▸ Stated goal: Count how many lines in this material contain "values". The answer is that number alone.

▸ Rows:

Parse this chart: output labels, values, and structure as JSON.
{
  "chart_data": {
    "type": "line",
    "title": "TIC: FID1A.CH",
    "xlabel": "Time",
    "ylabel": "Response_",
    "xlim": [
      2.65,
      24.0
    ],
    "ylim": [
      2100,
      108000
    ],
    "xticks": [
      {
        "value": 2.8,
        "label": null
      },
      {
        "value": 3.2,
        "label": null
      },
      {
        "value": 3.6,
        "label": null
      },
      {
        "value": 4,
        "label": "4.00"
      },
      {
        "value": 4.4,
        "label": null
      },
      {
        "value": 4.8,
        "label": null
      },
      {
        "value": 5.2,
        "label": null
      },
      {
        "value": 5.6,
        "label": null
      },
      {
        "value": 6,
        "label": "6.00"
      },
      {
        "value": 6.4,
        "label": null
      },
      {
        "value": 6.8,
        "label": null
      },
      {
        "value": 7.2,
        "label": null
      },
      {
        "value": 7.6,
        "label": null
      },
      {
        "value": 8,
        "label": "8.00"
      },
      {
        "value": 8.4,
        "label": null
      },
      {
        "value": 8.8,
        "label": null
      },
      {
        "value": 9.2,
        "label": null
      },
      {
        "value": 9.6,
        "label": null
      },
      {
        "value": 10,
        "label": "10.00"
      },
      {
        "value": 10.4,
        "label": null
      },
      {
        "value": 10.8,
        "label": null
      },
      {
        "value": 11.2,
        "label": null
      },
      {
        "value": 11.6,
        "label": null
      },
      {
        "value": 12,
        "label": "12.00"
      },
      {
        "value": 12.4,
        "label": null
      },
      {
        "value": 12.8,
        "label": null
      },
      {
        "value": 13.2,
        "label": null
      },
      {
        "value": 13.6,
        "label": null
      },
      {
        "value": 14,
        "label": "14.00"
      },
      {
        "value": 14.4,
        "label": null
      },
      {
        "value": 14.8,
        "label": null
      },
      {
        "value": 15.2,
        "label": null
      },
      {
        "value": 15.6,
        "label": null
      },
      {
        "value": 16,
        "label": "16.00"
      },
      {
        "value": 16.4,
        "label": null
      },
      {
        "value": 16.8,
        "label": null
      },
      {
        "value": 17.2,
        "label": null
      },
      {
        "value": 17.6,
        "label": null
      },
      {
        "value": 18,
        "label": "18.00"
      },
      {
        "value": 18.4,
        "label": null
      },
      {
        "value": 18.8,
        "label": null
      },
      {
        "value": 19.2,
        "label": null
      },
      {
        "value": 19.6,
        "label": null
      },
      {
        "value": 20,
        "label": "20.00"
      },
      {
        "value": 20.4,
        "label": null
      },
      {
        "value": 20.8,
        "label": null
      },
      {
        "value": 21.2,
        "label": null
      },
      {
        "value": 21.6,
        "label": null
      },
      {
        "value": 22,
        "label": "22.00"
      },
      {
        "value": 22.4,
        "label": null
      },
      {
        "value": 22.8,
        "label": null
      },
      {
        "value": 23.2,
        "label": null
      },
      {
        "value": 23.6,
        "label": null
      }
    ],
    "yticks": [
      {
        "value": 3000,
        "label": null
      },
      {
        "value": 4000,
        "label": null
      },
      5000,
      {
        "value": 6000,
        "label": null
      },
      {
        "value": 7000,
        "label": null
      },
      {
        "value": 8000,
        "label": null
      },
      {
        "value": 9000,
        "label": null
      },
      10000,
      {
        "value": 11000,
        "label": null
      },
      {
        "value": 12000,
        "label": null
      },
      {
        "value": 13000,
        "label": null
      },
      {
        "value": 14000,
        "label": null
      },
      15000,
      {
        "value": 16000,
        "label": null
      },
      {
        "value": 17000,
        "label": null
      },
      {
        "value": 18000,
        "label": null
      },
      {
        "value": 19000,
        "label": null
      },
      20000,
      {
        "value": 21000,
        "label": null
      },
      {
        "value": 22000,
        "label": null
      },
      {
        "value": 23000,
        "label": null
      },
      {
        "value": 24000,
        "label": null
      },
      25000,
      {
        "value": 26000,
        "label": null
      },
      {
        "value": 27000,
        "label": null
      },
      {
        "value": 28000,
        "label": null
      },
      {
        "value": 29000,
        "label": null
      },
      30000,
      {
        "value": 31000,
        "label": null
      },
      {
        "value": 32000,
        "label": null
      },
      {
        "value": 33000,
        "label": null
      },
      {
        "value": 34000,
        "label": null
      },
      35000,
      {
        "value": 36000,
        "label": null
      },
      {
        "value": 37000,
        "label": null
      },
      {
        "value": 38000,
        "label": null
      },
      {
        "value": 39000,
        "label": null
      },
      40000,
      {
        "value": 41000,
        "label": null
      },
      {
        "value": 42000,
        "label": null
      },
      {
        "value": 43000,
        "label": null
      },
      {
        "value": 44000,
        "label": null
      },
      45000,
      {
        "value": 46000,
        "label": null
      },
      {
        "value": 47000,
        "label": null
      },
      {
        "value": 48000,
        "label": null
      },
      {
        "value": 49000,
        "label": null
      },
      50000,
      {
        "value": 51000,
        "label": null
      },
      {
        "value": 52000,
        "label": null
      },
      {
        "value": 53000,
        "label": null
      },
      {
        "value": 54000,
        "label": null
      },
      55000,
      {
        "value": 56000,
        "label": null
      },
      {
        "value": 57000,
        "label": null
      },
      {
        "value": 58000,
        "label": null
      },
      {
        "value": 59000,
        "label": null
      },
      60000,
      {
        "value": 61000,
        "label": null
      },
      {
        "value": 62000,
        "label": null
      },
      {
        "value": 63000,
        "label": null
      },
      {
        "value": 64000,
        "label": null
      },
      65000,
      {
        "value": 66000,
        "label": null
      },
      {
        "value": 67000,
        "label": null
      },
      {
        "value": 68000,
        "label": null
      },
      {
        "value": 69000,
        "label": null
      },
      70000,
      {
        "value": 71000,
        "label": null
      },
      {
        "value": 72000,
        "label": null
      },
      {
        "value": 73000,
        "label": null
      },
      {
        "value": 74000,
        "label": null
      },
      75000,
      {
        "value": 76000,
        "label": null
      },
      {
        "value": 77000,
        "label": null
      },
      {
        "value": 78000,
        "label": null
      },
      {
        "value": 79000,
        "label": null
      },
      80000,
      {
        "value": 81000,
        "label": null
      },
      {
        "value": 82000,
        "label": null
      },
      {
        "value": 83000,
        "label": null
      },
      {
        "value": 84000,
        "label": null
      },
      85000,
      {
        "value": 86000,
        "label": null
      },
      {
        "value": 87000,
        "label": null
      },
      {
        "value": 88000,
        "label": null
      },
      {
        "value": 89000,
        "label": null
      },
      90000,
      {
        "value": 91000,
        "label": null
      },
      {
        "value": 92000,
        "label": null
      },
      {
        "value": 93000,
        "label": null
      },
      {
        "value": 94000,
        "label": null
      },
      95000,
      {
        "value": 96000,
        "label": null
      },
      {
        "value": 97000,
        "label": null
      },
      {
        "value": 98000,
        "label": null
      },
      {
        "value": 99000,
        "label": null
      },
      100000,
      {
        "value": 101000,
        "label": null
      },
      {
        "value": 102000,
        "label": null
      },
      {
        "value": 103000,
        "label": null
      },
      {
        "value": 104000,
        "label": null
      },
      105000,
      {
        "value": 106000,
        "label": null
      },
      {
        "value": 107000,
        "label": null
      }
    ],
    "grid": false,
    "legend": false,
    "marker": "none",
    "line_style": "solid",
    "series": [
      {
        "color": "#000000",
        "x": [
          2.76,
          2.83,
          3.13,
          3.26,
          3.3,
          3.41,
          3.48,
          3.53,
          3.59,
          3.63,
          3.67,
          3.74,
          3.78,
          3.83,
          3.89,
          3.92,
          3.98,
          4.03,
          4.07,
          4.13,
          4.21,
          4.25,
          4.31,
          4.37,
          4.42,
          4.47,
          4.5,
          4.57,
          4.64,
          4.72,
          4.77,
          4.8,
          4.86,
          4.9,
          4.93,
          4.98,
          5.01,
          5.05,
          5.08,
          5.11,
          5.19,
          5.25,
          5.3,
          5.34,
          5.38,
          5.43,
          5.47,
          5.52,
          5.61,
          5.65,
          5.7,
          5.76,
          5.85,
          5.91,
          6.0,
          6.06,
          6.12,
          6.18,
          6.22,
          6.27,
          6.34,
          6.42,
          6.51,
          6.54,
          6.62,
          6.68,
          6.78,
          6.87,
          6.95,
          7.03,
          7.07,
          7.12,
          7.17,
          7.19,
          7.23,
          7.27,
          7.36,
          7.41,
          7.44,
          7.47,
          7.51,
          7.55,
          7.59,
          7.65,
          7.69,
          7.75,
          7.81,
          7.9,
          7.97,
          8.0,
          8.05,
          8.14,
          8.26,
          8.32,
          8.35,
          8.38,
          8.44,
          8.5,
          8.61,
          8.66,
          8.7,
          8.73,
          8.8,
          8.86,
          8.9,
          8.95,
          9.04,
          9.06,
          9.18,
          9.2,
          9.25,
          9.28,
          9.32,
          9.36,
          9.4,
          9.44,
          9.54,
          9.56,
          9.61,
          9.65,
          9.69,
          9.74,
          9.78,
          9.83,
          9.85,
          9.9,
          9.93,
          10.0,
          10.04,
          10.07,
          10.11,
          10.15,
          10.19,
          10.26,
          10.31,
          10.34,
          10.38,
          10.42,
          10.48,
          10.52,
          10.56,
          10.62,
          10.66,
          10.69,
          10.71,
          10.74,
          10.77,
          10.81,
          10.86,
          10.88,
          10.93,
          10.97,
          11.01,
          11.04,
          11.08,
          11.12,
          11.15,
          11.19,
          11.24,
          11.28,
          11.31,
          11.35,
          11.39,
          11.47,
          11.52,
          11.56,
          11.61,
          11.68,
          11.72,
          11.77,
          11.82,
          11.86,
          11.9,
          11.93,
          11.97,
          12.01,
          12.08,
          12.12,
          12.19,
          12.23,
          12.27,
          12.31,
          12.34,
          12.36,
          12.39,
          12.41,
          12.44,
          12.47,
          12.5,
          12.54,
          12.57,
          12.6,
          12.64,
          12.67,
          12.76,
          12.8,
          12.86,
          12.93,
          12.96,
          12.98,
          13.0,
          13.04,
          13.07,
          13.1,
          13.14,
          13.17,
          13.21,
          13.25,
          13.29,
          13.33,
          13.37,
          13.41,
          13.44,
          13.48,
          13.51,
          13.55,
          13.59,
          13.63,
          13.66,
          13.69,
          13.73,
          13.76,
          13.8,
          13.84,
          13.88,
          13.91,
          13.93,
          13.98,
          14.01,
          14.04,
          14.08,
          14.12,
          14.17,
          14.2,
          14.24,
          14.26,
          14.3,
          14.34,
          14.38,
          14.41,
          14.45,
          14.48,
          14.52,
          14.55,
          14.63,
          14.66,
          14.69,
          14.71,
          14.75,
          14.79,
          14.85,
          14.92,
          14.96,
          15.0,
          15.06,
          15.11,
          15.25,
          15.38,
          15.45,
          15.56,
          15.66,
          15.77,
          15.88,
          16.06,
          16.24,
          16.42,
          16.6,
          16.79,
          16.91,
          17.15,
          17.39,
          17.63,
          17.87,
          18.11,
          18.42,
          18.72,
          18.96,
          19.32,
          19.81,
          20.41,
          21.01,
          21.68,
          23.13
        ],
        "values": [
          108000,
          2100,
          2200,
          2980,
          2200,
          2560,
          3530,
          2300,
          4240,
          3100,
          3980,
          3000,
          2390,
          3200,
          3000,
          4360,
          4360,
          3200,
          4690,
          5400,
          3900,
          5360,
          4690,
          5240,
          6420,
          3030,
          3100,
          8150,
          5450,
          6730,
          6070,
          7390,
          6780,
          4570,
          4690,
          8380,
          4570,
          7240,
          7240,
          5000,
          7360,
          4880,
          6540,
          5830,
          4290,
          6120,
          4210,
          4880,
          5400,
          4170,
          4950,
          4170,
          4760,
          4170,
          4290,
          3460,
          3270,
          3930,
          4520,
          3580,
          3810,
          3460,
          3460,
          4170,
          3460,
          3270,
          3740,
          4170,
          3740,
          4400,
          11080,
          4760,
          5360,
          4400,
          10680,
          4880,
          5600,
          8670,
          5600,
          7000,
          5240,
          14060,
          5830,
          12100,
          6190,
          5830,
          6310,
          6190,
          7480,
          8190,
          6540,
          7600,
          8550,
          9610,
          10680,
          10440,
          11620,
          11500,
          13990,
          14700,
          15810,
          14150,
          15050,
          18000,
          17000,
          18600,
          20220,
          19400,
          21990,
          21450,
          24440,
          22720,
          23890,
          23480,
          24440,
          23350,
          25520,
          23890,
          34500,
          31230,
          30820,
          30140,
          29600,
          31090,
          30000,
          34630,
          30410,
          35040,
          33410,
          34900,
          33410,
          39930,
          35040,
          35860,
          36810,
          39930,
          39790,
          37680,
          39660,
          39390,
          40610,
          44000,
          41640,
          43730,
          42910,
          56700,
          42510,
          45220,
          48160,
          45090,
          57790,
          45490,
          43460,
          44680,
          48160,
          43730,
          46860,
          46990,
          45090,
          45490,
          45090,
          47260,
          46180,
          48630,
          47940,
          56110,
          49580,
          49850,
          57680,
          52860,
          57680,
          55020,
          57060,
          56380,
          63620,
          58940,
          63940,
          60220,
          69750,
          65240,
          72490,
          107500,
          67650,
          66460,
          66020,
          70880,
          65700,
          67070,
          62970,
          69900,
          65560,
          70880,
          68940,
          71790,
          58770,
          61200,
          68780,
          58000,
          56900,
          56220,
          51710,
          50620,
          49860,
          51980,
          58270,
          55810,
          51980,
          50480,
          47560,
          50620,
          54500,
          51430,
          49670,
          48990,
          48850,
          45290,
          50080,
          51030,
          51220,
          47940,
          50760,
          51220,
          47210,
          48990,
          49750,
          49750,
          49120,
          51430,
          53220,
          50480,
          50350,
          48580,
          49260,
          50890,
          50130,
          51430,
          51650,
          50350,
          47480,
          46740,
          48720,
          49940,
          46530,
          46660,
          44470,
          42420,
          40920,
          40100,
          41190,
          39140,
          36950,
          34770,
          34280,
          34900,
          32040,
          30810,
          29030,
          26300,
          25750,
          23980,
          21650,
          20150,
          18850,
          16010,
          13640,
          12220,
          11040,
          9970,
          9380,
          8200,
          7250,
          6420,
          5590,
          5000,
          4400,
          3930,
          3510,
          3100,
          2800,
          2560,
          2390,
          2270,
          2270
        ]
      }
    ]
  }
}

▸ The answer: 2